>> begin Task inputs

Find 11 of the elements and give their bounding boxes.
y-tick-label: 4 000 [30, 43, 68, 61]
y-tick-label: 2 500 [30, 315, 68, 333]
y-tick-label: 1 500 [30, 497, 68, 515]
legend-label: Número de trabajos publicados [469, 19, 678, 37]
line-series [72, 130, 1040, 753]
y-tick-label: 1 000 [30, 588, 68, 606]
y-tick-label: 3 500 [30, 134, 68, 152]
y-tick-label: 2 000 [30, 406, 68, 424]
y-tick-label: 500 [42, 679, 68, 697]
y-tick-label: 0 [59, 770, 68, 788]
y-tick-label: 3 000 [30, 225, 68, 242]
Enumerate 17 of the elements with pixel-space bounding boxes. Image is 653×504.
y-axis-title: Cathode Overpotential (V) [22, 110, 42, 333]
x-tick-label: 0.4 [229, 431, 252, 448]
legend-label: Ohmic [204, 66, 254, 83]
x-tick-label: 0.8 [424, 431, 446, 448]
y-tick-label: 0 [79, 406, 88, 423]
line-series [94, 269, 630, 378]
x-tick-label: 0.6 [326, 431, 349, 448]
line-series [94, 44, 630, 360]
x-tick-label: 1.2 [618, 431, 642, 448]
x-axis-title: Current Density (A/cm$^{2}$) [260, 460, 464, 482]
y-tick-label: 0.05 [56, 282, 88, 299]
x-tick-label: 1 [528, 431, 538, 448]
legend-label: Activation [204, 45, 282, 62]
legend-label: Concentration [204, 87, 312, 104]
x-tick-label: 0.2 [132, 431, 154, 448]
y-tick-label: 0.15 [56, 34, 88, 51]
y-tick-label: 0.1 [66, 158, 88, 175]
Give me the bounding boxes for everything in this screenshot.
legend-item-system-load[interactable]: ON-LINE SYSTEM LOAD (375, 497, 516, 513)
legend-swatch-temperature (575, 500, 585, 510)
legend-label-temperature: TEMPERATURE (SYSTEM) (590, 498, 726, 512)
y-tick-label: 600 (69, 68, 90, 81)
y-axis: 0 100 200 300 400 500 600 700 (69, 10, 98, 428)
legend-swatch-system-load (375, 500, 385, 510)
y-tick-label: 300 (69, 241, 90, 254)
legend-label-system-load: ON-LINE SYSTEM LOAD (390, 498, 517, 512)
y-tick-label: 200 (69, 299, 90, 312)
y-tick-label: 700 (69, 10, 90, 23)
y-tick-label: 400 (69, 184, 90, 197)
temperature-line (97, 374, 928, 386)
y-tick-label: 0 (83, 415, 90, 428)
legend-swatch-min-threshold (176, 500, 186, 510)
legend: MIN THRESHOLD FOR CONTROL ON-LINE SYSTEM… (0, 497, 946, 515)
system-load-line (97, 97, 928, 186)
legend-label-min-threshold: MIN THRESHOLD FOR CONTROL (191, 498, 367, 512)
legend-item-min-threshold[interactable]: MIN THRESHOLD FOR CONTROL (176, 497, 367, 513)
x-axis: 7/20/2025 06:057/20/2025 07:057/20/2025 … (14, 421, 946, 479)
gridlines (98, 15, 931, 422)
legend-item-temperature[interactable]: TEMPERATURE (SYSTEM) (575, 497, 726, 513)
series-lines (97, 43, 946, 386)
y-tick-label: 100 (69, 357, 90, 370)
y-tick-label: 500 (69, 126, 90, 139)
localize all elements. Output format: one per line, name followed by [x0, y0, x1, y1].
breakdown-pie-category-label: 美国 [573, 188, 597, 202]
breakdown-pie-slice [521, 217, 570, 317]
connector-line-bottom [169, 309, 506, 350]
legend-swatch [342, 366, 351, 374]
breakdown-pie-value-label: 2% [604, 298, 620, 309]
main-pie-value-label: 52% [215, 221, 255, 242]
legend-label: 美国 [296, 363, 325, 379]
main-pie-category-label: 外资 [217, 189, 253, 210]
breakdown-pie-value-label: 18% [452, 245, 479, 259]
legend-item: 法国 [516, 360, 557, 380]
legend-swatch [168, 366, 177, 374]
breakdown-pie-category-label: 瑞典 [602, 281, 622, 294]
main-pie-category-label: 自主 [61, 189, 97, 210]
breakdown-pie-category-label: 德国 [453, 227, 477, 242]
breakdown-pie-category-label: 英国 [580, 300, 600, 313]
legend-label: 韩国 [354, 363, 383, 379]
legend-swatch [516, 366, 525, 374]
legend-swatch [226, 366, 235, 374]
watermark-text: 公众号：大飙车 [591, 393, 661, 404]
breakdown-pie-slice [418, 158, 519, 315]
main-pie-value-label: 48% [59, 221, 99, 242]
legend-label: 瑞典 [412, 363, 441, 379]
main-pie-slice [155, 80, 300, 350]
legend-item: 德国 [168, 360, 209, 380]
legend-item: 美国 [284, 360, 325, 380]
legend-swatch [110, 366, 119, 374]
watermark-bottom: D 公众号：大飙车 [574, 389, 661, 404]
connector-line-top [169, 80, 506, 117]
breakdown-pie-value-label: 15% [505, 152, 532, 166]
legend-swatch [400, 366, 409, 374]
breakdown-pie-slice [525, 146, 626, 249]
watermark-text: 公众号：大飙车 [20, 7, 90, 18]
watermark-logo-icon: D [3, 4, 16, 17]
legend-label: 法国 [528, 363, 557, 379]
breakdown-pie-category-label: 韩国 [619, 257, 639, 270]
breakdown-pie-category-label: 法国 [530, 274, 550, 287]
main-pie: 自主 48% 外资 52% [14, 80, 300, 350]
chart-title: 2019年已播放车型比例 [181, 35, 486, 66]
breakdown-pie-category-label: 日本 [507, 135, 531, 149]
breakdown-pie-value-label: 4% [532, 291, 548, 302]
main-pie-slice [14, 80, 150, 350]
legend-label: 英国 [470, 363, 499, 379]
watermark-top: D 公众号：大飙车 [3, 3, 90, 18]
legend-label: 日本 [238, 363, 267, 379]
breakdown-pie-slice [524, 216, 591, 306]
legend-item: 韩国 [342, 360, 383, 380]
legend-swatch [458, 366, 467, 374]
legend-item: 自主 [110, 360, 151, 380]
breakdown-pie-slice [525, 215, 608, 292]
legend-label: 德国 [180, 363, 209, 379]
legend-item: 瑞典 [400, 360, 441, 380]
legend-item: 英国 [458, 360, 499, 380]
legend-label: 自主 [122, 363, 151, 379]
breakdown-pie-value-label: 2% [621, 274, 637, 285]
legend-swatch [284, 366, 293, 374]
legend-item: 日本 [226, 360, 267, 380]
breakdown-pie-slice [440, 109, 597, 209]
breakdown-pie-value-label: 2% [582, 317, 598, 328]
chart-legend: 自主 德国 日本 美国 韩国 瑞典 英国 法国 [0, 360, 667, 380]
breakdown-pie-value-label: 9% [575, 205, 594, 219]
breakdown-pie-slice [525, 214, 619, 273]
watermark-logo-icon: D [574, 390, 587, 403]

>> end Task inputs

Task prompt>
Update all of the records above by replacing "y-tick-label" with "y-axis-label" everywhere it occurs, and write the lines out again with nothing else changed.

Problem solution>
Find 11 of the elements and give their bounding boxes.
y-axis-label: 4 000 [30, 43, 68, 61]
y-axis-label: 2 500 [30, 315, 68, 333]
y-axis-label: 1 500 [30, 497, 68, 515]
legend-label: Número de trabajos publicados [469, 19, 678, 37]
line-series [72, 130, 1040, 753]
y-axis-label: 1 000 [30, 588, 68, 606]
y-axis-label: 3 500 [30, 134, 68, 152]
y-axis-label: 2 000 [30, 406, 68, 424]
y-axis-label: 500 [42, 679, 68, 697]
y-axis-label: 0 [59, 770, 68, 788]
y-axis-label: 3 000 [30, 225, 68, 242]
Enumerate 17 of the elements with pixel-space bounding boxes. Image is 653×504.
y-axis-title: Cathode Overpotential (V) [22, 110, 42, 333]
x-tick-label: 0.4 [229, 431, 252, 448]
legend-label: Ohmic [204, 66, 254, 83]
x-tick-label: 0.8 [424, 431, 446, 448]
y-axis-label: 0 [79, 406, 88, 423]
line-series [94, 269, 630, 378]
x-tick-label: 0.6 [326, 431, 349, 448]
line-series [94, 44, 630, 360]
x-tick-label: 1.2 [618, 431, 642, 448]
x-axis-title: Current Density (A/cm$^{2}$) [260, 460, 464, 482]
y-axis-label: 0.05 [56, 282, 88, 299]
x-tick-label: 1 [528, 431, 538, 448]
legend-label: Activation [204, 45, 282, 62]
legend-label: Concentration [204, 87, 312, 104]
x-tick-label: 0.2 [132, 431, 154, 448]
y-axis-label: 0.15 [56, 34, 88, 51]
y-axis-label: 0.1 [66, 158, 88, 175]
Give me the bounding boxes for everything in this screenshot.
legend-item-system-load[interactable]: ON-LINE SYSTEM LOAD (375, 497, 516, 513)
legend-swatch-temperature (575, 500, 585, 510)
legend-label-temperature: TEMPERATURE (SYSTEM) (590, 498, 726, 512)
y-axis-label: 600 (69, 68, 90, 81)
y-axis: 0 100 200 300 400 500 600 700 (69, 10, 98, 428)
legend-swatch-system-load (375, 500, 385, 510)
y-axis-label: 300 (69, 241, 90, 254)
legend-label-system-load: ON-LINE SYSTEM LOAD (390, 498, 517, 512)
y-axis-label: 200 (69, 299, 90, 312)
y-axis-label: 700 (69, 10, 90, 23)
y-axis-label: 400 (69, 184, 90, 197)
temperature-line (97, 374, 928, 386)
y-axis-label: 0 (83, 415, 90, 428)
legend-swatch-min-threshold (176, 500, 186, 510)
legend: MIN THRESHOLD FOR CONTROL ON-LINE SYSTEM… (0, 497, 946, 515)
system-load-line (97, 97, 928, 186)
legend-label-min-threshold: MIN THRESHOLD FOR CONTROL (191, 498, 367, 512)
legend-item-min-threshold[interactable]: MIN THRESHOLD FOR CONTROL (176, 497, 367, 513)
x-axis: 7/20/2025 06:057/20/2025 07:057/20/2025 … (14, 421, 946, 479)
gridlines (98, 15, 931, 422)
legend-item-temperature[interactable]: TEMPERATURE (SYSTEM) (575, 497, 726, 513)
series-lines (97, 43, 946, 386)
y-axis-label: 100 (69, 357, 90, 370)
y-axis-label: 500 (69, 126, 90, 139)
localize all elements. Output format: one per line, name followed by [x0, y0, x1, y1].
breakdown-pie-category-label: 美国 [573, 188, 597, 202]
breakdown-pie-slice [521, 217, 570, 317]
connector-line-bottom [169, 309, 506, 350]
legend-swatch [342, 366, 351, 374]
breakdown-pie-value-label: 2% [604, 298, 620, 309]
main-pie-value-label: 52% [215, 221, 255, 242]
legend-label: 美国 [296, 363, 325, 379]
main-pie-category-label: 外资 [217, 189, 253, 210]
breakdown-pie-value-label: 18% [452, 245, 479, 259]
legend-item: 法国 [516, 360, 557, 380]
legend-swatch [168, 366, 177, 374]
breakdown-pie-category-label: 瑞典 [602, 281, 622, 294]
main-pie-category-label: 自主 [61, 189, 97, 210]
breakdown-pie-category-label: 德国 [453, 227, 477, 242]
breakdown-pie-category-label: 英国 [580, 300, 600, 313]
legend-label: 韩国 [354, 363, 383, 379]
legend-swatch [516, 366, 525, 374]
legend-swatch [226, 366, 235, 374]
watermark-text: 公众号：大飙车 [591, 393, 661, 404]
breakdown-pie-slice [418, 158, 519, 315]
main-pie-value-label: 48% [59, 221, 99, 242]
legend-label: 瑞典 [412, 363, 441, 379]
main-pie-slice [155, 80, 300, 350]
legend-item: 德国 [168, 360, 209, 380]
legend-item: 美国 [284, 360, 325, 380]
legend-swatch [110, 366, 119, 374]
watermark-bottom: D 公众号：大飙车 [574, 389, 661, 404]
connector-line-top [169, 80, 506, 117]
breakdown-pie-value-label: 15% [505, 152, 532, 166]
legend-swatch [400, 366, 409, 374]
breakdown-pie-slice [525, 146, 626, 249]
watermark-text: 公众号：大飙车 [20, 7, 90, 18]
watermark-logo-icon: D [3, 4, 16, 17]
legend-label: 法国 [528, 363, 557, 379]
breakdown-pie-category-label: 韩国 [619, 257, 639, 270]
breakdown-pie-category-label: 法国 [530, 274, 550, 287]
main-pie: 自主 48% 外资 52% [14, 80, 300, 350]
chart-title: 2019年已播放车型比例 [181, 35, 486, 66]
breakdown-pie-category-label: 日本 [507, 135, 531, 149]
breakdown-pie-value-label: 4% [532, 291, 548, 302]
main-pie-slice [14, 80, 150, 350]
legend-label: 英国 [470, 363, 499, 379]
watermark-top: D 公众号：大飙车 [3, 3, 90, 18]
legend-label: 日本 [238, 363, 267, 379]
breakdown-pie-slice [524, 216, 591, 306]
legend-item: 韩国 [342, 360, 383, 380]
legend-swatch [458, 366, 467, 374]
legend-item: 自主 [110, 360, 151, 380]
breakdown-pie-slice [525, 215, 608, 292]
legend-label: 德国 [180, 363, 209, 379]
legend-item: 瑞典 [400, 360, 441, 380]
legend-item: 英国 [458, 360, 499, 380]
legend-label: 自主 [122, 363, 151, 379]
breakdown-pie-value-label: 2% [621, 274, 637, 285]
legend-swatch [284, 366, 293, 374]
legend-item: 日本 [226, 360, 267, 380]
breakdown-pie-slice [440, 109, 597, 209]
breakdown-pie-value-label: 2% [582, 317, 598, 328]
chart-legend: 自主 德国 日本 美国 韩国 瑞典 英国 法国 [0, 360, 667, 380]
breakdown-pie-value-label: 9% [575, 205, 594, 219]
breakdown-pie-slice [525, 214, 619, 273]
watermark-logo-icon: D [574, 390, 587, 403]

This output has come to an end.